A run of records
"""
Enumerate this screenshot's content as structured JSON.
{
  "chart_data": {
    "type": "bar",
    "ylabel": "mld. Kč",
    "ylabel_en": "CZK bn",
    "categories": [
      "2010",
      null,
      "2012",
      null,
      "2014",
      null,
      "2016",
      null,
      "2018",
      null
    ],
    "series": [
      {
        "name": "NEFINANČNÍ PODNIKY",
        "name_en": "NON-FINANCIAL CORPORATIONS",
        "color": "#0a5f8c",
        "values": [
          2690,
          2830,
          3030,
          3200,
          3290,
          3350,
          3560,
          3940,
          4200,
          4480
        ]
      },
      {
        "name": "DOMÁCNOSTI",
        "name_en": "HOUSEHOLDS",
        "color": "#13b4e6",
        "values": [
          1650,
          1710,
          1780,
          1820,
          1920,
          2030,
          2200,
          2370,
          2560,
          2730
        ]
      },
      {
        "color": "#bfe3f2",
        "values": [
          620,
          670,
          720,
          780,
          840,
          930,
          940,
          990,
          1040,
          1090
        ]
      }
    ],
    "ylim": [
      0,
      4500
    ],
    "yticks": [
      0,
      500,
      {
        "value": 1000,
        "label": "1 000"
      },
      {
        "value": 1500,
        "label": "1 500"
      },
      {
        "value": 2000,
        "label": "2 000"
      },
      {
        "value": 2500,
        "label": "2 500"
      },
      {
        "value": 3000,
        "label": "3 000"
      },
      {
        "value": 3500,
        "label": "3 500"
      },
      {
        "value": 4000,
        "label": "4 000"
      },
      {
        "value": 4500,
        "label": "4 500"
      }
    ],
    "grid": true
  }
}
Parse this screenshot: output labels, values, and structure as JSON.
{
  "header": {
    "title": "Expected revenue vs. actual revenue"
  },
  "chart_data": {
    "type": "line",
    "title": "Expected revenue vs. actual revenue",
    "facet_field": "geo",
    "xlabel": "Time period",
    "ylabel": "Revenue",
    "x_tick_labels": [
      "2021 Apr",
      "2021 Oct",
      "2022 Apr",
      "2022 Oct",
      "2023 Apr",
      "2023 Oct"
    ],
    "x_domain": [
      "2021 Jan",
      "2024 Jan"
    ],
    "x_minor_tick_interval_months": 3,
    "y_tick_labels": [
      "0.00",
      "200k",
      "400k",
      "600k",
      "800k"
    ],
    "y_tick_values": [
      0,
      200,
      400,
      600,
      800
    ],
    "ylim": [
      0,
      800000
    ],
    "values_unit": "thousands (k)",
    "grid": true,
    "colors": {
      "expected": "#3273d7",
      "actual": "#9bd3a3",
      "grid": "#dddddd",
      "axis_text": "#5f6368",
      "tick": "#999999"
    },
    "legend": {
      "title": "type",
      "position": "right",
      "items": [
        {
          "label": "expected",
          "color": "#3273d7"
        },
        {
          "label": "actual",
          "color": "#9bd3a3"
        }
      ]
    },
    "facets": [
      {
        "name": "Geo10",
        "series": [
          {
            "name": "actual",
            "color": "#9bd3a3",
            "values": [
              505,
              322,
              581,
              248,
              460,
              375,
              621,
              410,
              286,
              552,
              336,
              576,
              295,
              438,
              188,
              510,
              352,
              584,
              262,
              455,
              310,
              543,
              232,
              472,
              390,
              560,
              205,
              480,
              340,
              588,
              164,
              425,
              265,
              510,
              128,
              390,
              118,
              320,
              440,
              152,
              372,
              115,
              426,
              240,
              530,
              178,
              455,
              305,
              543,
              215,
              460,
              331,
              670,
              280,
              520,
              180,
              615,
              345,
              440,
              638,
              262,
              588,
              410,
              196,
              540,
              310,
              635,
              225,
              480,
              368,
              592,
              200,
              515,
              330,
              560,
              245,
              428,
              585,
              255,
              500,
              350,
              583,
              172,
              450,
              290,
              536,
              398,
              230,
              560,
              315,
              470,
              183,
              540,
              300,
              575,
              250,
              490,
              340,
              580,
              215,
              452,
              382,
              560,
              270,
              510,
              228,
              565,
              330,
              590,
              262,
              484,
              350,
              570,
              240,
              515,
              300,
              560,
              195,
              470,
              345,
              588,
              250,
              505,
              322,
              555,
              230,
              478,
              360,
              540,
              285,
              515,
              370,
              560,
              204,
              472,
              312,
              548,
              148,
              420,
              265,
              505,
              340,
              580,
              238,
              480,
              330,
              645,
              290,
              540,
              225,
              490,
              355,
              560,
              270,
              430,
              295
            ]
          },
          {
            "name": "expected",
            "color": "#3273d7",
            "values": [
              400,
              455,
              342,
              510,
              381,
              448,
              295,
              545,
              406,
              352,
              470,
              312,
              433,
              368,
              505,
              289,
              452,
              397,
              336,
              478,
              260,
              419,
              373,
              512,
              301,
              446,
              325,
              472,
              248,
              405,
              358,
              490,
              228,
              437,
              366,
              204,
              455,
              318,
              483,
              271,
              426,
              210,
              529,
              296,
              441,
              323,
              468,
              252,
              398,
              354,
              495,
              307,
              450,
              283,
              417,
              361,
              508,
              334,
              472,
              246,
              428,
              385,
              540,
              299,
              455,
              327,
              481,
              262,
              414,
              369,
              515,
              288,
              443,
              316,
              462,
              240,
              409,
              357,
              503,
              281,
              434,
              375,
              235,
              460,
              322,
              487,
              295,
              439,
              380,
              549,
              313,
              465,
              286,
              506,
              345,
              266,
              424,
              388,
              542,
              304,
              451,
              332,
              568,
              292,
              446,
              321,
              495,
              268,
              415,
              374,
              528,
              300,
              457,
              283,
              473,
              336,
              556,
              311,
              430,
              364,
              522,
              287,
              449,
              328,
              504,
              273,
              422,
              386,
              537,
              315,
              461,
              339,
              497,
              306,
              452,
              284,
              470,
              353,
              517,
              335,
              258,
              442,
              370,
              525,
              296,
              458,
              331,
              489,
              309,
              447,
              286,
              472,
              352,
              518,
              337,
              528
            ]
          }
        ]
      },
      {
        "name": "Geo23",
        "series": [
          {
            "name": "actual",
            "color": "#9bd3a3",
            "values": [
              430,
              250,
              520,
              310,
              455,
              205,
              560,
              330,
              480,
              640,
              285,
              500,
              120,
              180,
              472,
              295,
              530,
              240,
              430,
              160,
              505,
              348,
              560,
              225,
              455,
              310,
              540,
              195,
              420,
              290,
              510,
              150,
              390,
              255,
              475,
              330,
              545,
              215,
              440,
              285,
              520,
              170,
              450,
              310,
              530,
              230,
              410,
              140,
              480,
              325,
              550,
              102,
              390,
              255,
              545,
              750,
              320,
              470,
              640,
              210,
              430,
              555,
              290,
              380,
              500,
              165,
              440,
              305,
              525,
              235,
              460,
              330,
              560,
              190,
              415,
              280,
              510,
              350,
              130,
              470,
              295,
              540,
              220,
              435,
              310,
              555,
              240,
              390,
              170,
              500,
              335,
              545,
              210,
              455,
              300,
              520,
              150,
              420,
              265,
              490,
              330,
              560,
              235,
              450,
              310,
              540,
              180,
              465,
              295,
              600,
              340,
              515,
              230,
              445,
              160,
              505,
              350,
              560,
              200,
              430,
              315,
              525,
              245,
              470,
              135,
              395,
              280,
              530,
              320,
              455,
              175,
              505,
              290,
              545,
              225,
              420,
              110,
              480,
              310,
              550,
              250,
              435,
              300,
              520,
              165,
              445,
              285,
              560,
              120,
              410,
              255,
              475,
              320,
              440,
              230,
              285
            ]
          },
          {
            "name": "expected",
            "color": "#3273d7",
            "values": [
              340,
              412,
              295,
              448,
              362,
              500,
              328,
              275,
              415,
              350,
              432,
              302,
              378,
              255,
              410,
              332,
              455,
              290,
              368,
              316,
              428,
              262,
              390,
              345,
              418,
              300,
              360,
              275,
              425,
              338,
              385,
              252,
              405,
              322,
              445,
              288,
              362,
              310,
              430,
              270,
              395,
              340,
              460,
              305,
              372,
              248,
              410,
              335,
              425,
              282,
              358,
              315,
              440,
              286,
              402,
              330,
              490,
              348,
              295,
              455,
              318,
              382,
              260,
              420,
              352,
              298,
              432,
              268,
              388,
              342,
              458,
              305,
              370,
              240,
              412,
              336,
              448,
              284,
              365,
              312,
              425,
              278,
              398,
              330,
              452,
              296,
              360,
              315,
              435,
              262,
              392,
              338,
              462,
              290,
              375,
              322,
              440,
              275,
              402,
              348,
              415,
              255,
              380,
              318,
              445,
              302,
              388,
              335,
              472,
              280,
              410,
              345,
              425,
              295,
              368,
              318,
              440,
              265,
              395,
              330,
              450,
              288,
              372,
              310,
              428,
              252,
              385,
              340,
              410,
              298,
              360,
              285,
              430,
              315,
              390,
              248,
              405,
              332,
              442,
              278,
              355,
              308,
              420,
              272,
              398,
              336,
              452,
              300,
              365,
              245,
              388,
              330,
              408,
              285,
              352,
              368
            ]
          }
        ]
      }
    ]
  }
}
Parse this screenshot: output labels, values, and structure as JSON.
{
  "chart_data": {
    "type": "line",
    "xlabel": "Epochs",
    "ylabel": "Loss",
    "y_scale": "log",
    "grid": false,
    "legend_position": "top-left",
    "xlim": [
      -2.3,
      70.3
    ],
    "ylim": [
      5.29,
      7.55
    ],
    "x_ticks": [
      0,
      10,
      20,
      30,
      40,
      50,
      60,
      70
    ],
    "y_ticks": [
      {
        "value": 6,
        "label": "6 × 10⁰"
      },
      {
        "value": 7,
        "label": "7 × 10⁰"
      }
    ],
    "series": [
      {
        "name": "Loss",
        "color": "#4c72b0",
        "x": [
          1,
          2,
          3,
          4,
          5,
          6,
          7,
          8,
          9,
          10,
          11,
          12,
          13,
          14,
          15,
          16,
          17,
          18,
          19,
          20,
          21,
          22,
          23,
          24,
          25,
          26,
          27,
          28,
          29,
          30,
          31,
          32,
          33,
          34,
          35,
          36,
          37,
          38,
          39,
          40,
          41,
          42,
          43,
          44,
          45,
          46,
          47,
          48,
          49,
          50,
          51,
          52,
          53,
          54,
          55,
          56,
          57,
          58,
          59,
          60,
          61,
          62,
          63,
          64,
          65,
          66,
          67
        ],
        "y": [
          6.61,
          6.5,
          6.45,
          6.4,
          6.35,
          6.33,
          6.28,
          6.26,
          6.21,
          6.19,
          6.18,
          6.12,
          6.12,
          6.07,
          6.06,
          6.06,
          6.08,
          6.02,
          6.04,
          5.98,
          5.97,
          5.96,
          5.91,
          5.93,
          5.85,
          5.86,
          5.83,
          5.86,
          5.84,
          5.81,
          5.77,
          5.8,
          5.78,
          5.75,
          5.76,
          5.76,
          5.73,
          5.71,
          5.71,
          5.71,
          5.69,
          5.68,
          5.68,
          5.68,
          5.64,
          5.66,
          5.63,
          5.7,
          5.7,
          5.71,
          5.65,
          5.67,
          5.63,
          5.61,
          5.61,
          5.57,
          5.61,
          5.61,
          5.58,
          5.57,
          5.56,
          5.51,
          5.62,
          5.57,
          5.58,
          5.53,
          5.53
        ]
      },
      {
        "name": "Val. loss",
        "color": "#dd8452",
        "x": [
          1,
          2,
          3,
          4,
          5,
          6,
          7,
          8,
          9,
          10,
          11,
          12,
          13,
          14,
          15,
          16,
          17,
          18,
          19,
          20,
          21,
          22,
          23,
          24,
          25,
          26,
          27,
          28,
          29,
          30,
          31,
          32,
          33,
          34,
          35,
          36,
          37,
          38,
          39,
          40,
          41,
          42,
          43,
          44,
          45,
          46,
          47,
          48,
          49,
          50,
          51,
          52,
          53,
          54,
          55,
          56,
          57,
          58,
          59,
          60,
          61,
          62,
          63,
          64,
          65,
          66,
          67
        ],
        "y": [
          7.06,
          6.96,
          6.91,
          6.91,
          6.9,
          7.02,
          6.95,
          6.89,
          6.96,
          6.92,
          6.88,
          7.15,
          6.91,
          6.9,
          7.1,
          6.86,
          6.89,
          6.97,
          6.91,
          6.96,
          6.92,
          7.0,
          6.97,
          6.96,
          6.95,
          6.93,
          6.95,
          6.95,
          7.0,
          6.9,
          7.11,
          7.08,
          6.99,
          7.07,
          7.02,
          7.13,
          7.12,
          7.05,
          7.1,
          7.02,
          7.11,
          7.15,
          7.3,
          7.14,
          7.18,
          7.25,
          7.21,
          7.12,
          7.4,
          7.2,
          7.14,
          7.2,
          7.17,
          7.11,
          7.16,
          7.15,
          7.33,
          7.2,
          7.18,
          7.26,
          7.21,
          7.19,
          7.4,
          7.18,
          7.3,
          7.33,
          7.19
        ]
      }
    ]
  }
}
"""
Your goal
Only lines that contain the word "actual" are wanted; copy each of them.

Solution for this task
    "title": "Expected revenue vs. actual revenue"
    "title": "Expected revenue vs. actual revenue",
      "actual": "#9bd3a3",
          "label": "actual",
            "name": "actual",
            "name": "actual",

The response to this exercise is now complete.